Short problem:
Return all lines in the material below that contain "JSON".

Collected data:
§

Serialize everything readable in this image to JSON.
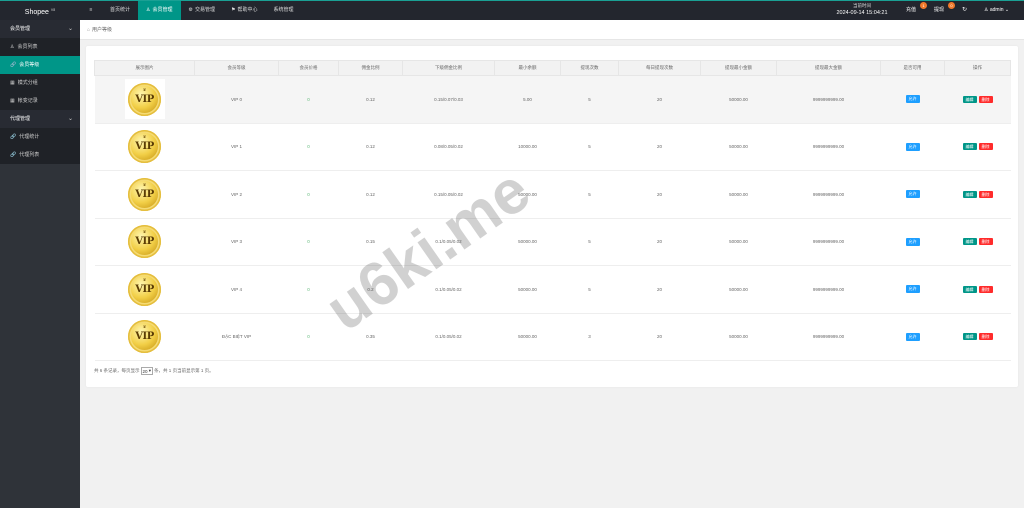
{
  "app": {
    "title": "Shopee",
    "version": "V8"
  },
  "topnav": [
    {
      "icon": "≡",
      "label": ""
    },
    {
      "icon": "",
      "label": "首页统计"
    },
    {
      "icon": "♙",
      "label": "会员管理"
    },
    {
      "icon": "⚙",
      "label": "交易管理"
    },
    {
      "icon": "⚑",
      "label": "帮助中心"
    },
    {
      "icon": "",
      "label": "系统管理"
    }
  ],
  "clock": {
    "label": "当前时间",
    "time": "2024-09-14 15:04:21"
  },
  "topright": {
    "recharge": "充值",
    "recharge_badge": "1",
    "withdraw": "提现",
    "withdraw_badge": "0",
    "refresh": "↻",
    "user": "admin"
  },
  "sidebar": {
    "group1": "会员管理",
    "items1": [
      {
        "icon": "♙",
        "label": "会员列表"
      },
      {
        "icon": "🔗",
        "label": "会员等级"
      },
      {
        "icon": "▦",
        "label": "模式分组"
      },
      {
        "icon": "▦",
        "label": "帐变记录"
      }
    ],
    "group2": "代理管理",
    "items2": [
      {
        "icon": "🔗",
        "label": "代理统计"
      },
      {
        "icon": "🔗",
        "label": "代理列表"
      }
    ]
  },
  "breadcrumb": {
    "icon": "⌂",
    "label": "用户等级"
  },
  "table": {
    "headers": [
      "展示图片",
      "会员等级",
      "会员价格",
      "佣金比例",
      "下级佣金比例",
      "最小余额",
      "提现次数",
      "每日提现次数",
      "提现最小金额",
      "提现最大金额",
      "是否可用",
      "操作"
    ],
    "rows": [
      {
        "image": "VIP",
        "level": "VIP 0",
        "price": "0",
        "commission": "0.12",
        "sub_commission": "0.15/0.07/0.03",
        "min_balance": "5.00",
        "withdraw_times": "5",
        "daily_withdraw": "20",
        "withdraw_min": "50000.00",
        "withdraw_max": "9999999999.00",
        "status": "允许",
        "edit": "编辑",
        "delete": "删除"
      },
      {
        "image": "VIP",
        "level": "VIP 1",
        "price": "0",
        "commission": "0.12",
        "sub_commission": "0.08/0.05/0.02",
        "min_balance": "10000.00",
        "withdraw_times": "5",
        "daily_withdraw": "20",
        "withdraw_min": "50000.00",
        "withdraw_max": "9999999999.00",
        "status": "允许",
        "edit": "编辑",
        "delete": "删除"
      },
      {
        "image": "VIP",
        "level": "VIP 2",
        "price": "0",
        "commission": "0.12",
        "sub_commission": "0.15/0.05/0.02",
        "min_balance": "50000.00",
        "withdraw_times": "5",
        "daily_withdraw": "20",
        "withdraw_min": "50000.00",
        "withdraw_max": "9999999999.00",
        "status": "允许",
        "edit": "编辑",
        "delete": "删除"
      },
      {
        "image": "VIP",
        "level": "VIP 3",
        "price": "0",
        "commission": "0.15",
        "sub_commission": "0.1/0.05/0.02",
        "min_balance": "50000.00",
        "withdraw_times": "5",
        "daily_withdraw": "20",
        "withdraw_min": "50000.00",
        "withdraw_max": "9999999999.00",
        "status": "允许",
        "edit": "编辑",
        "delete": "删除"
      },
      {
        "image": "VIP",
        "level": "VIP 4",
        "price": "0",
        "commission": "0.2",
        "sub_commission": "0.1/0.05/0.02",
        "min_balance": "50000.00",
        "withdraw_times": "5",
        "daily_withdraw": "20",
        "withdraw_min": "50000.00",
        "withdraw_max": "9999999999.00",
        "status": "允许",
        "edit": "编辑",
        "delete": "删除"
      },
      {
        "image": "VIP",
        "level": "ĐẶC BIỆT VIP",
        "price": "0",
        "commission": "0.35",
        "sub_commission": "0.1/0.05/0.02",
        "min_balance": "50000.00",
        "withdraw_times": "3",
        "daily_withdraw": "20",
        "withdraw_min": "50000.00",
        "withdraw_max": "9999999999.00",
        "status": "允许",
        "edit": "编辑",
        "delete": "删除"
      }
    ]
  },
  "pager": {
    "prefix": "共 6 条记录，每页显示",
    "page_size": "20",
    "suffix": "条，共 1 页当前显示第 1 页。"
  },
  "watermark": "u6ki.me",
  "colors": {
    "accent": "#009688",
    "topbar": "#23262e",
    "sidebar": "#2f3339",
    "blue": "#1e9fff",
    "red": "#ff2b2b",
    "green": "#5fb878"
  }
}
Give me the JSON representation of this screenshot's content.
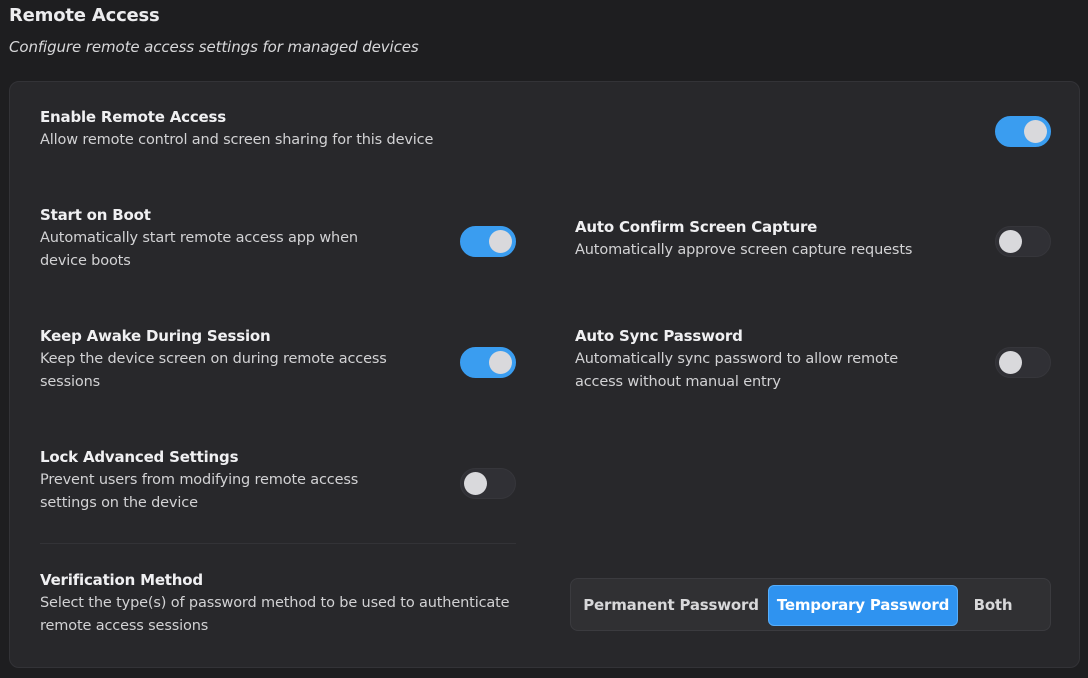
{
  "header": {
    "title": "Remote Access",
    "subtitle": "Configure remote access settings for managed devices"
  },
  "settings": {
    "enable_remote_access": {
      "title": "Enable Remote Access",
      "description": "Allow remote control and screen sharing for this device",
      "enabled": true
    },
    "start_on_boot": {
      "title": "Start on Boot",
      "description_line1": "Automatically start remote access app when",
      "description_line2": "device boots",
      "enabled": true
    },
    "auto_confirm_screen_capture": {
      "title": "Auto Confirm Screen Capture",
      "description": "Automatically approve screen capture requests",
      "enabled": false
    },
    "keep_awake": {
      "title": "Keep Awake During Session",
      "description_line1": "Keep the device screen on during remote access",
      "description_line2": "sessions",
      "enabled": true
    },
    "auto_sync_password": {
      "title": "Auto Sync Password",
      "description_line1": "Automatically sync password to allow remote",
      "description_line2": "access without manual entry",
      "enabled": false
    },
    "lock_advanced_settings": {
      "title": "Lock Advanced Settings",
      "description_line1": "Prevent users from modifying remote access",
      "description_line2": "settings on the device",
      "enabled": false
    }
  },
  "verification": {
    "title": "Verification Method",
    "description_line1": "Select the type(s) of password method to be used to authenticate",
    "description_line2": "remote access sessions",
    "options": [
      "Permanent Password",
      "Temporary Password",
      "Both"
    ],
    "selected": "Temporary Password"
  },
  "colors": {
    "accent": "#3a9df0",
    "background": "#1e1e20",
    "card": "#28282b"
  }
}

§

Written solution:
Serialize everything readable in this image to JSON.
Give me the JSON representation of this screenshot's content.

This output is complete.